* **WHAT THE TASK REQUIRES**: Skip every picture and transcribe the remaining material exactly.

*-*-*

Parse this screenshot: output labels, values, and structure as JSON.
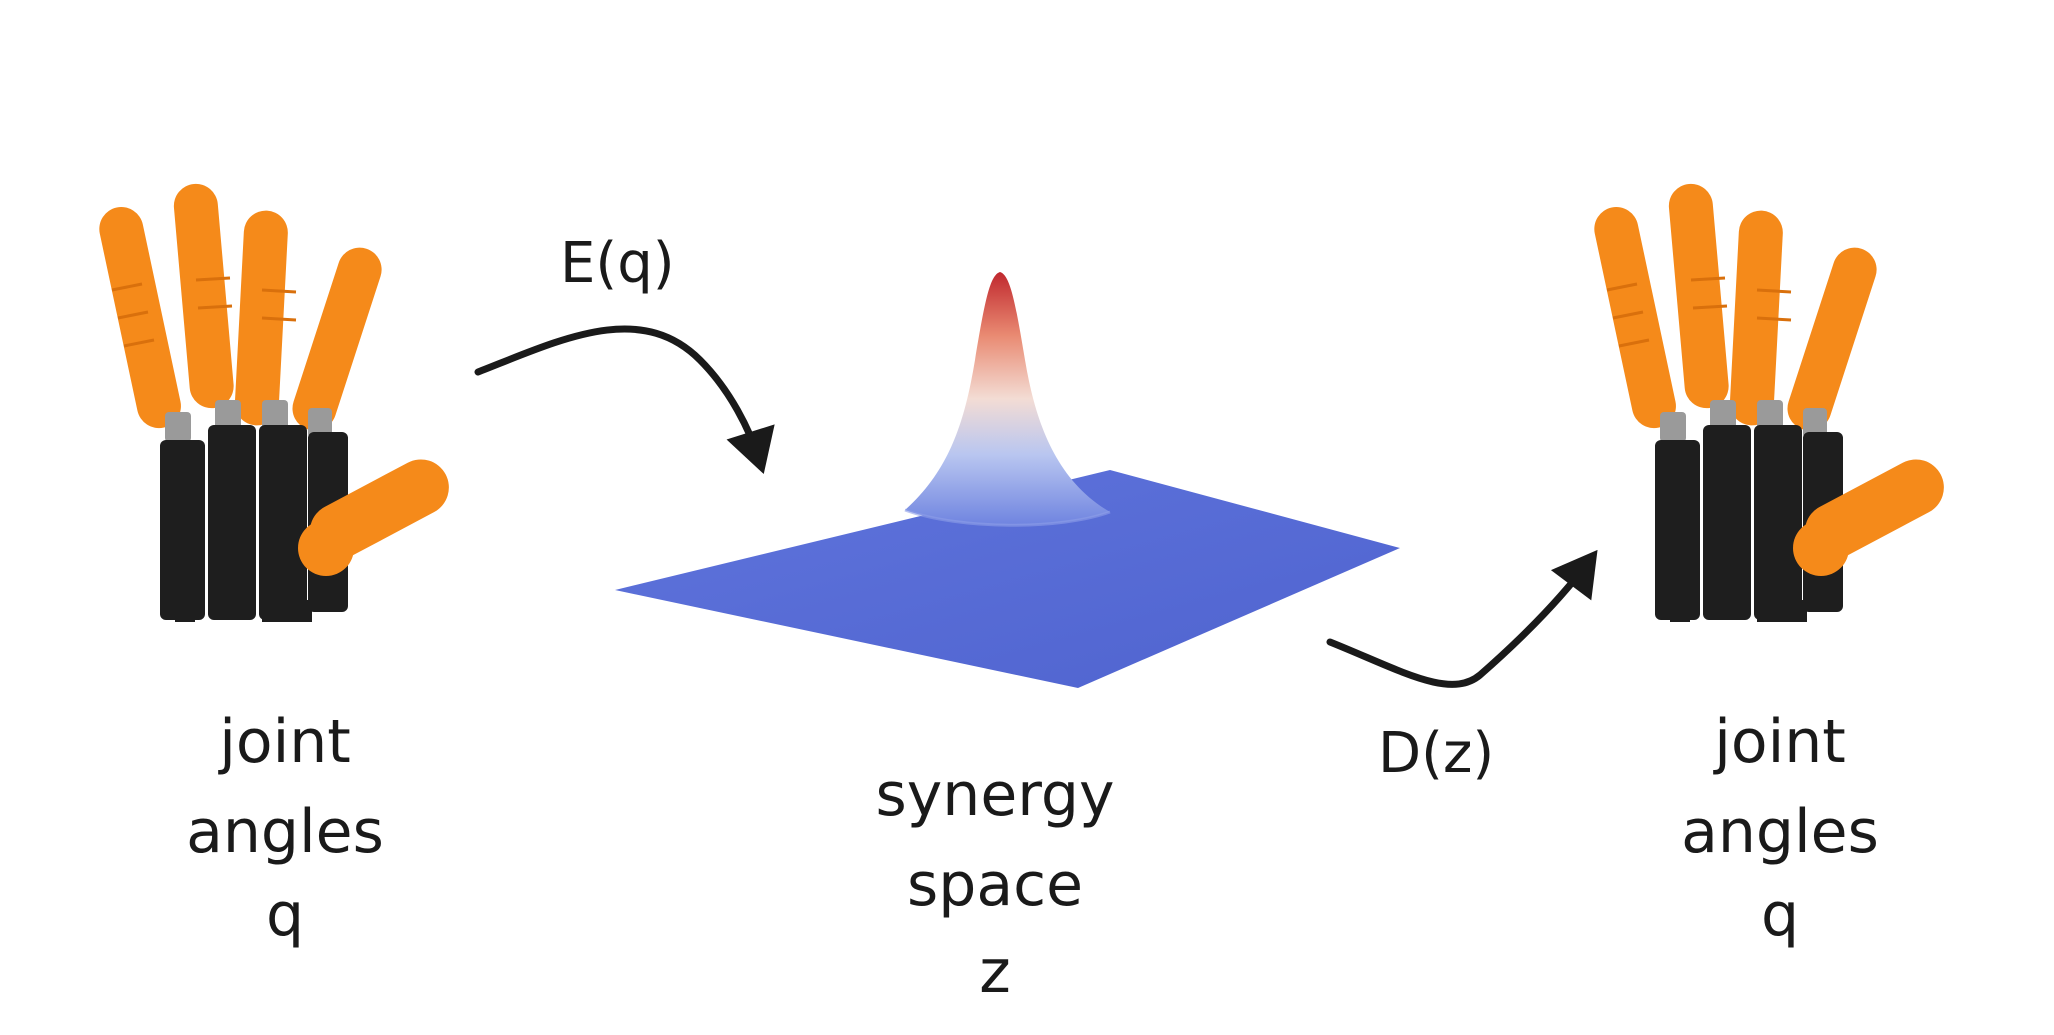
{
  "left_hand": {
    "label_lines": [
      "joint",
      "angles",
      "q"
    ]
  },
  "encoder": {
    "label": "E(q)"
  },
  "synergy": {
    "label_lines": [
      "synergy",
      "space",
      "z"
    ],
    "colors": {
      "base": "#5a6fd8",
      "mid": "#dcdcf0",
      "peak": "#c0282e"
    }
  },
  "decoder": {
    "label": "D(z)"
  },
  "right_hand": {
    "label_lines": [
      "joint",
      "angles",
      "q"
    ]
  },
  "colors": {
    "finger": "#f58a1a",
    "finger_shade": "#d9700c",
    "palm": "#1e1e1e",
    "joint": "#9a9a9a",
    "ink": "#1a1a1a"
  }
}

*-*-*

* **COMPLETED EXERCISE**:
Parse this screenshot: output labels, values, and structure as JSON.
{
  "left_hand": {
    "label_lines": [
      "joint",
      "angles",
      "q"
    ]
  },
  "encoder": {
    "label": "E(q)"
  },
  "synergy": {
    "label_lines": [
      "synergy",
      "space",
      "z"
    ],
    "colors": {
      "base": "#5a6fd8",
      "mid": "#dcdcf0",
      "peak": "#c0282e"
    }
  },
  "decoder": {
    "label": "D(z)"
  },
  "right_hand": {
    "label_lines": [
      "joint",
      "angles",
      "q"
    ]
  },
  "colors": {
    "finger": "#f58a1a",
    "finger_shade": "#d9700c",
    "palm": "#1e1e1e",
    "joint": "#9a9a9a",
    "ink": "#1a1a1a"
  }
}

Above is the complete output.